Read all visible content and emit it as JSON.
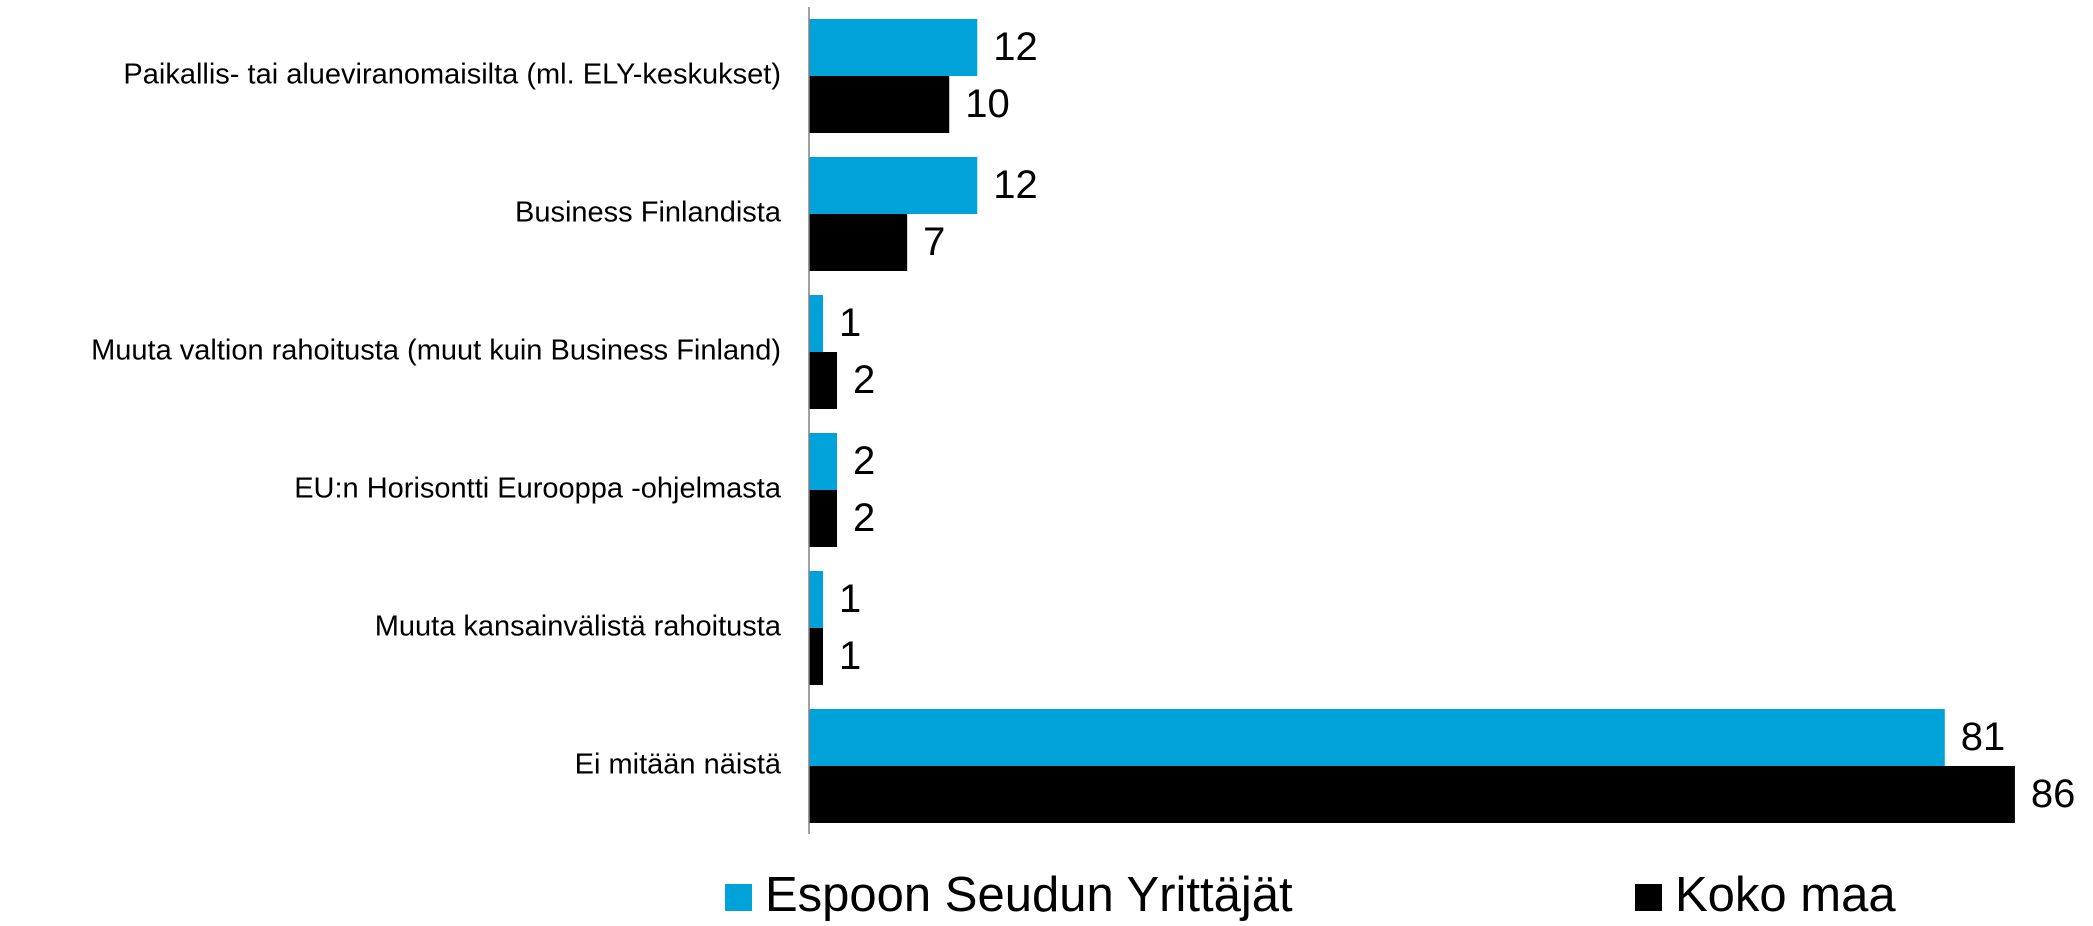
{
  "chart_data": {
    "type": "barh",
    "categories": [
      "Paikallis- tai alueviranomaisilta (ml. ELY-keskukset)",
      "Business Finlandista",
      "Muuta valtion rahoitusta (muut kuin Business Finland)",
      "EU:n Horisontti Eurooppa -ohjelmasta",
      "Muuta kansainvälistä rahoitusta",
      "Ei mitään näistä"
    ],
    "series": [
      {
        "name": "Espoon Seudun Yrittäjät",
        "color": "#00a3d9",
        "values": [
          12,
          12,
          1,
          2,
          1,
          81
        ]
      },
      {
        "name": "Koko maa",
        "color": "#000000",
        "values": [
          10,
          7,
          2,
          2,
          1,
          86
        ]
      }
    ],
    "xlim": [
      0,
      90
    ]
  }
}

» **What needs to be done**
Reproduce the listing word for word and omit its pictures.

» **Solution**
Read all visible content and emit it as JSON.
{
  "chart_data": {
    "type": "barh",
    "categories": [
      "Paikallis- tai alueviranomaisilta (ml. ELY-keskukset)",
      "Business Finlandista",
      "Muuta valtion rahoitusta (muut kuin Business Finland)",
      "EU:n Horisontti Eurooppa -ohjelmasta",
      "Muuta kansainvälistä rahoitusta",
      "Ei mitään näistä"
    ],
    "series": [
      {
        "name": "Espoon Seudun Yrittäjät",
        "color": "#00a3d9",
        "values": [
          12,
          12,
          1,
          2,
          1,
          81
        ]
      },
      {
        "name": "Koko maa",
        "color": "#000000",
        "values": [
          10,
          7,
          2,
          2,
          1,
          86
        ]
      }
    ],
    "xlim": [
      0,
      90
    ]
  }
}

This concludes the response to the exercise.